Copy the data word for word, keeping every line.
⟨
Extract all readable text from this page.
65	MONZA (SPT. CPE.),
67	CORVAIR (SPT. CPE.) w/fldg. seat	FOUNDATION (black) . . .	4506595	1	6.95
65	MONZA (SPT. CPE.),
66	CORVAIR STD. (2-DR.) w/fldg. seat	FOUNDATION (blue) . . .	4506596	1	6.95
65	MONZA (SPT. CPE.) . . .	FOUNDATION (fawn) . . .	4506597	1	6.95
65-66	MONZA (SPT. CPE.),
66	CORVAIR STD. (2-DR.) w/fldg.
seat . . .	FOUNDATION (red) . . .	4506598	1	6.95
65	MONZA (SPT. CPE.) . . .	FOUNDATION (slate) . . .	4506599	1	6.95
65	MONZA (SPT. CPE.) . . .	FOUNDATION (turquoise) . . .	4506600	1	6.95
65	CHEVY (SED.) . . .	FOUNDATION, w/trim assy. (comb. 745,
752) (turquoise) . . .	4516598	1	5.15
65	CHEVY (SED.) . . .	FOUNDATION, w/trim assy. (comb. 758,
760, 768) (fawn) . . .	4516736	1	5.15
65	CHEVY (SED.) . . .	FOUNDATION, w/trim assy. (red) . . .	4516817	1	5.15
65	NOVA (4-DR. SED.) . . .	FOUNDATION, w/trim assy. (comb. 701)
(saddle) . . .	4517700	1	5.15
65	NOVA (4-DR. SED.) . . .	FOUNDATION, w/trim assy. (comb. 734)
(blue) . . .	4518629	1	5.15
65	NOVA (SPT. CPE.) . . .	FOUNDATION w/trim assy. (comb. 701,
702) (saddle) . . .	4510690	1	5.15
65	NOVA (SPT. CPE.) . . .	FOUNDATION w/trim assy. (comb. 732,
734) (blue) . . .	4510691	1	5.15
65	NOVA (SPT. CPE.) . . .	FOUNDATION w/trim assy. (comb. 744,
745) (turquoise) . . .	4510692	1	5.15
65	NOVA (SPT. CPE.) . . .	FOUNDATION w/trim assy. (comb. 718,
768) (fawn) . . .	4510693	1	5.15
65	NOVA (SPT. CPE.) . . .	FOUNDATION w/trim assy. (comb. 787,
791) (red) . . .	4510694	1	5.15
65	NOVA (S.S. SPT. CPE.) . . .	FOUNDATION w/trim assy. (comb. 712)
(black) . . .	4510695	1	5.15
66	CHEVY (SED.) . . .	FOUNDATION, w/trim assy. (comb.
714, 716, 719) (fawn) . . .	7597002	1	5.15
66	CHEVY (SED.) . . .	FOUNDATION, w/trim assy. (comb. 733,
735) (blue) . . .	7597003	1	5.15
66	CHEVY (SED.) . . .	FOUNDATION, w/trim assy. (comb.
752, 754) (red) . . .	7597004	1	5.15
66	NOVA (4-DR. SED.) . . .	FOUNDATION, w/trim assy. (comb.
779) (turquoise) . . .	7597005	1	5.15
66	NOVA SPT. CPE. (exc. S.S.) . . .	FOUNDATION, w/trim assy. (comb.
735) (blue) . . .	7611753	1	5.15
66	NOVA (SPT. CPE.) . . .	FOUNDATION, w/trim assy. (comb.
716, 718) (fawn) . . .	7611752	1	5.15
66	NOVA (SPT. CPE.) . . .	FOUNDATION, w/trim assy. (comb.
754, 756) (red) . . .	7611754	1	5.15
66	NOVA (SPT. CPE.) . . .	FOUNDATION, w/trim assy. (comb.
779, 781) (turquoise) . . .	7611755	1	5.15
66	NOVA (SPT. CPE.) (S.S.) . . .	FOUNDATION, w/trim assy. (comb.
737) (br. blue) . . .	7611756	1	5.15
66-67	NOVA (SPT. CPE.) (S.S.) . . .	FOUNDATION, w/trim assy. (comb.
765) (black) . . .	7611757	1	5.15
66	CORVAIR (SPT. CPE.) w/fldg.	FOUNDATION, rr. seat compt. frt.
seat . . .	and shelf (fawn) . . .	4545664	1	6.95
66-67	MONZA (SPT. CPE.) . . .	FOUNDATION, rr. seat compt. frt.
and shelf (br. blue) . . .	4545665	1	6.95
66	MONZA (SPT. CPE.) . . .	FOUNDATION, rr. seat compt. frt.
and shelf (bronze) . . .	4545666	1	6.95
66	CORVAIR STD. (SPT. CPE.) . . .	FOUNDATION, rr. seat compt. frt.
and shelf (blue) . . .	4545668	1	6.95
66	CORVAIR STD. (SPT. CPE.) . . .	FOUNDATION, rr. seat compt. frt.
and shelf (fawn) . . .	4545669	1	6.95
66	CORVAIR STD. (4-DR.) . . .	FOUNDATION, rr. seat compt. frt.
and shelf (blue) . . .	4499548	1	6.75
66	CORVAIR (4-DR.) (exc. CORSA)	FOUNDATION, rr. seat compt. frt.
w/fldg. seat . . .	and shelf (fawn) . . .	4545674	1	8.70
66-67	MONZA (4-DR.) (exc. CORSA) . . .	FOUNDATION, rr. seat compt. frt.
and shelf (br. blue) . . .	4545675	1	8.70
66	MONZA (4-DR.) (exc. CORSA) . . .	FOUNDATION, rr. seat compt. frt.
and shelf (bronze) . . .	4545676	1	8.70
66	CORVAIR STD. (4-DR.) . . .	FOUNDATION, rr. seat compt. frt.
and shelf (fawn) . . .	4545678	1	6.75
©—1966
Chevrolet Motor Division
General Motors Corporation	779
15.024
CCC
⟩
→ **Reply to the exercise**:
Extract all readable text from this page.
65	MONZA (SPT. CPE.),
67	CORVAIR (SPT. CPE.) w/fldg. seat	FOUNDATION (black) . . .	4506595	1	6.95
65	MONZA (SPT. CPE.),
66	CORVAIR STD. (2-DR.) w/fldg. seat	FOUNDATION (blue) . . .	4506596	1	6.95
65	MONZA (SPT. CPE.) . . .	FOUNDATION (fawn) . . .	4506597	1	6.95
65-66	MONZA (SPT. CPE.),
66	CORVAIR STD. (2-DR.) w/fldg.
seat . . .	FOUNDATION (red) . . .	4506598	1	6.95
65	MONZA (SPT. CPE.) . . .	FOUNDATION (slate) . . .	4506599	1	6.95
65	MONZA (SPT. CPE.) . . .	FOUNDATION (turquoise) . . .	4506600	1	6.95
65	CHEVY (SED.) . . .	FOUNDATION, w/trim assy. (comb. 745,
752) (turquoise) . . .	4516598	1	5.15
65	CHEVY (SED.) . . .	FOUNDATION, w/trim assy. (comb. 758,
760, 768) (fawn) . . .	4516736	1	5.15
65	CHEVY (SED.) . . .	FOUNDATION, w/trim assy. (red) . . .	4516817	1	5.15
65	NOVA (4-DR. SED.) . . .	FOUNDATION, w/trim assy. (comb. 701)
(saddle) . . .	4517700	1	5.15
65	NOVA (4-DR. SED.) . . .	FOUNDATION, w/trim assy. (comb. 734)
(blue) . . .	4518629	1	5.15
65	NOVA (SPT. CPE.) . . .	FOUNDATION w/trim assy. (comb. 701,
702) (saddle) . . .	4510690	1	5.15
65	NOVA (SPT. CPE.) . . .	FOUNDATION w/trim assy. (comb. 732,
734) (blue) . . .	4510691	1	5.15
65	NOVA (SPT. CPE.) . . .	FOUNDATION w/trim assy. (comb. 744,
745) (turquoise) . . .	4510692	1	5.15
65	NOVA (SPT. CPE.) . . .	FOUNDATION w/trim assy. (comb. 718,
768) (fawn) . . .	4510693	1	5.15
65	NOVA (SPT. CPE.) . . .	FOUNDATION w/trim assy. (comb. 787,
791) (red) . . .	4510694	1	5.15
65	NOVA (S.S. SPT. CPE.) . . .	FOUNDATION w/trim assy. (comb. 712)
(black) . . .	4510695	1	5.15
66	CHEVY (SED.) . . .	FOUNDATION, w/trim assy. (comb.
714, 716, 719) (fawn) . . .	7597002	1	5.15
66	CHEVY (SED.) . . .	FOUNDATION, w/trim assy. (comb. 733,
735) (blue) . . .	7597003	1	5.15
66	CHEVY (SED.) . . .	FOUNDATION, w/trim assy. (comb.
752, 754) (red) . . .	7597004	1	5.15
66	NOVA (4-DR. SED.) . . .	FOUNDATION, w/trim assy. (comb.
779) (turquoise) . . .	7597005	1	5.15
66	NOVA SPT. CPE. (exc. S.S.) . . .	FOUNDATION, w/trim assy. (comb.
735) (blue) . . .	7611753	1	5.15
66	NOVA (SPT. CPE.) . . .	FOUNDATION, w/trim assy. (comb.
716, 718) (fawn) . . .	7611752	1	5.15
66	NOVA (SPT. CPE.) . . .	FOUNDATION, w/trim assy. (comb.
754, 756) (red) . . .	7611754	1	5.15
66	NOVA (SPT. CPE.) . . .	FOUNDATION, w/trim assy. (comb.
779, 781) (turquoise) . . .	7611755	1	5.15
66	NOVA (SPT. CPE.) (S.S.) . . .	FOUNDATION, w/trim assy. (comb.
737) (br. blue) . . .	7611756	1	5.15
66-67	NOVA (SPT. CPE.) (S.S.) . . .	FOUNDATION, w/trim assy. (comb.
765) (black) . . .	7611757	1	5.15
66	CORVAIR (SPT. CPE.) w/fldg.	FOUNDATION, rr. seat compt. frt.
seat . . .	and shelf (fawn) . . .	4545664	1	6.95
66-67	MONZA (SPT. CPE.) . . .	FOUNDATION, rr. seat compt. frt.
and shelf (br. blue) . . .	4545665	1	6.95
66	MONZA (SPT. CPE.) . . .	FOUNDATION, rr. seat compt. frt.
and shelf (bronze) . . .	4545666	1	6.95
66	CORVAIR STD. (SPT. CPE.) . . .	FOUNDATION, rr. seat compt. frt.
and shelf (blue) . . .	4545668	1	6.95
66	CORVAIR STD. (SPT. CPE.) . . .	FOUNDATION, rr. seat compt. frt.
and shelf (fawn) . . .	4545669	1	6.95
66	CORVAIR STD. (4-DR.) . . .	FOUNDATION, rr. seat compt. frt.
and shelf (blue) . . .	4499548	1	6.75
66	CORVAIR (4-DR.) (exc. CORSA)	FOUNDATION, rr. seat compt. frt.
w/fldg. seat . . .	and shelf (fawn) . . .	4545674	1	8.70
66-67	MONZA (4-DR.) (exc. CORSA) . . .	FOUNDATION, rr. seat compt. frt.
and shelf (br. blue) . . .	4545675	1	8.70
66	MONZA (4-DR.) (exc. CORSA) . . .	FOUNDATION, rr. seat compt. frt.
and shelf (bronze) . . .	4545676	1	8.70
66	CORVAIR STD. (4-DR.) . . .	FOUNDATION, rr. seat compt. frt.
and shelf (fawn) . . .	4545678	1	6.75
©—1966
Chevrolet Motor Division
General Motors Corporation	779
15.024
CCC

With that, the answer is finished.